WRITTEN TASK
Write the records below out again exactly as given, with no images.

RECORDS FOR PROCESSING
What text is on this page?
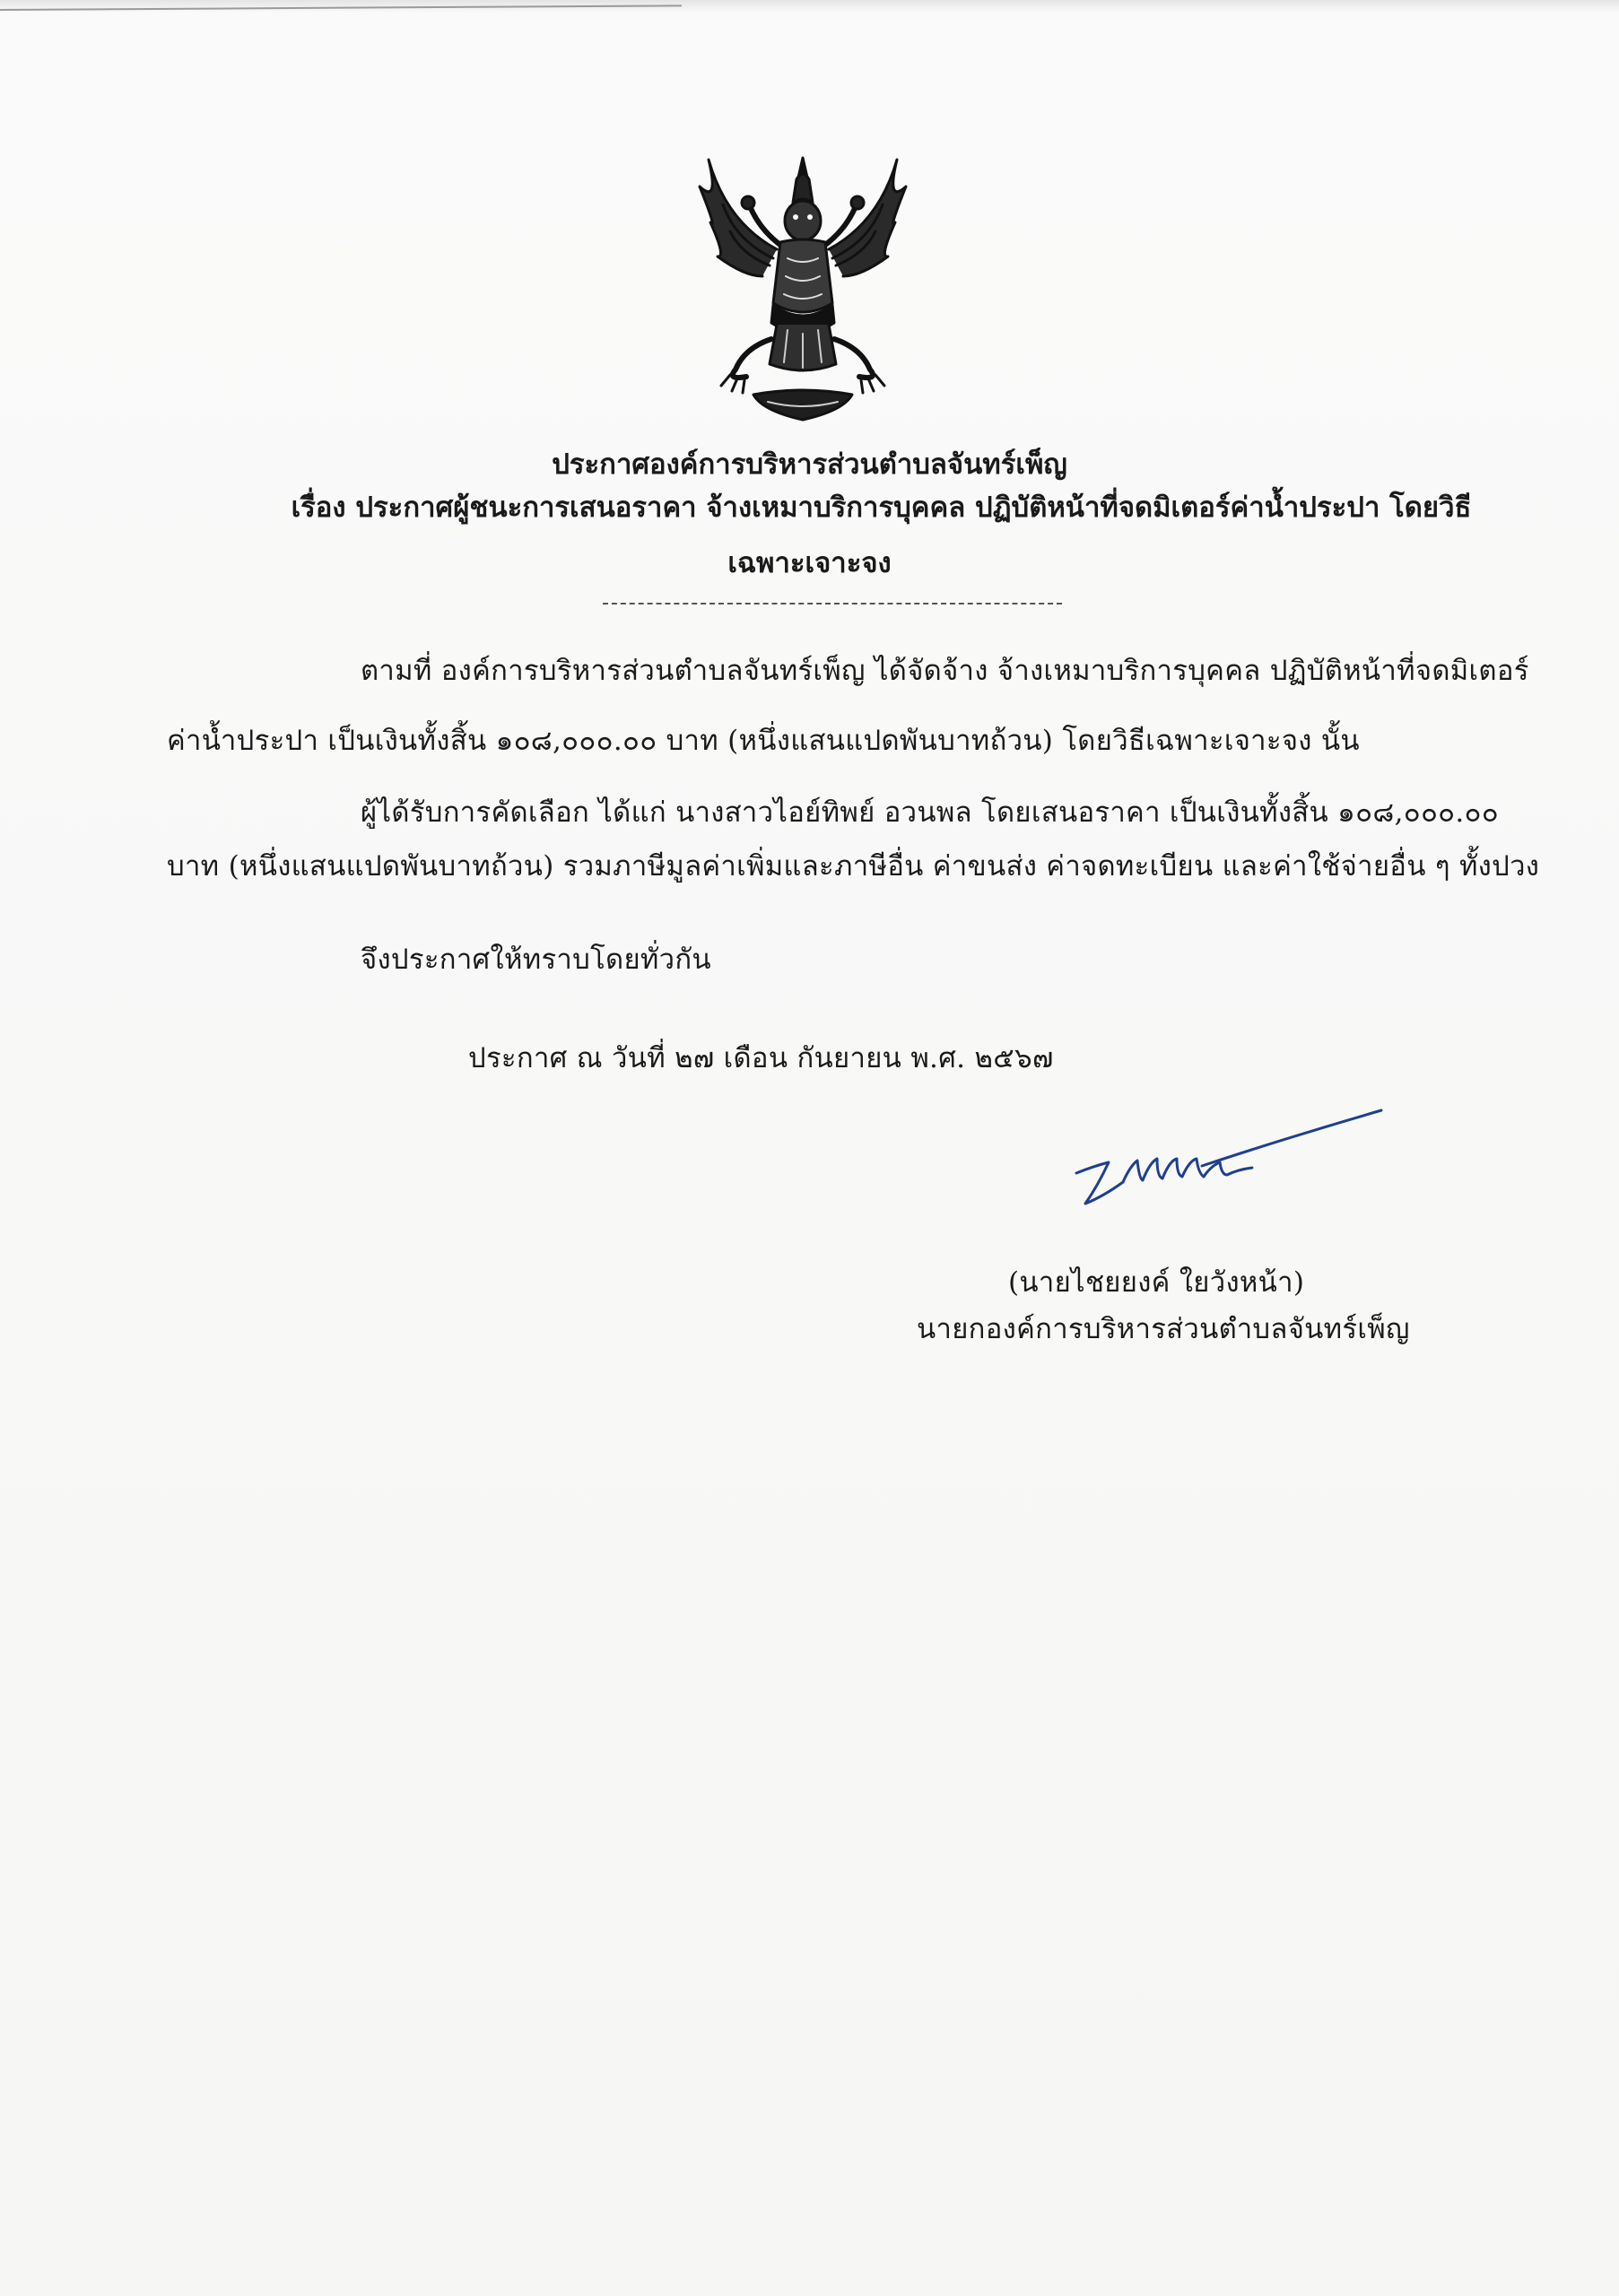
ประกาศองค์การบริหารส่วนตำบลจันทร์เพ็ญ
เรื่อง ประกาศผู้ชนะการเสนอราคา จ้างเหมาบริการบุคคล ปฏิบัติหน้าที่จดมิเตอร์ค่าน้ำประปา โดยวิธี
เฉพาะเจาะจง
ตามที่ องค์การบริหารส่วนตำบลจันทร์เพ็ญ ได้จัดจ้าง จ้างเหมาบริการบุคคล ปฏิบัติหน้าที่จดมิเตอร์
ค่าน้ำประปา เป็นเงินทั้งสิ้น ๑๐๘,๐๐๐.๐๐ บาท (หนึ่งแสนแปดพันบาทถ้วน) โดยวิธีเฉพาะเจาะจง นั้น
ผู้ได้รับการคัดเลือก ได้แก่ นางสาวไอย์ทิพย์ อวนพล โดยเสนอราคา เป็นเงินทั้งสิ้น ๑๐๘,๐๐๐.๐๐
บาท (หนึ่งแสนแปดพันบาทถ้วน) รวมภาษีมูลค่าเพิ่มและภาษีอื่น ค่าขนส่ง ค่าจดทะเบียน และค่าใช้จ่ายอื่น ๆ ทั้งปวง
จึงประกาศให้ทราบโดยทั่วกัน
ประกาศ ณ วันที่ ๒๗ เดือน กันยายน พ.ศ. ๒๕๖๗
(นายไชยยงค์ ใยวังหน้า)
นายกองค์การบริหารส่วนตำบลจันทร์เพ็ญ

WORKED SOLUTION
What text is on this page?
ประกาศองค์การบริหารส่วนตำบลจันทร์เพ็ญ
เรื่อง ประกาศผู้ชนะการเสนอราคา จ้างเหมาบริการบุคคล ปฏิบัติหน้าที่จดมิเตอร์ค่าน้ำประปา โดยวิธี
เฉพาะเจาะจง
ตามที่ องค์การบริหารส่วนตำบลจันทร์เพ็ญ ได้จัดจ้าง จ้างเหมาบริการบุคคล ปฏิบัติหน้าที่จดมิเตอร์
ค่าน้ำประปา เป็นเงินทั้งสิ้น ๑๐๘,๐๐๐.๐๐ บาท (หนึ่งแสนแปดพันบาทถ้วน) โดยวิธีเฉพาะเจาะจง นั้น
ผู้ได้รับการคัดเลือก ได้แก่ นางสาวไอย์ทิพย์ อวนพล โดยเสนอราคา เป็นเงินทั้งสิ้น ๑๐๘,๐๐๐.๐๐
บาท (หนึ่งแสนแปดพันบาทถ้วน) รวมภาษีมูลค่าเพิ่มและภาษีอื่น ค่าขนส่ง ค่าจดทะเบียน และค่าใช้จ่ายอื่น ๆ ทั้งปวง
จึงประกาศให้ทราบโดยทั่วกัน
ประกาศ ณ วันที่ ๒๗ เดือน กันยายน พ.ศ. ๒๕๖๗
(นายไชยยงค์ ใยวังหน้า)
นายกองค์การบริหารส่วนตำบลจันทร์เพ็ญ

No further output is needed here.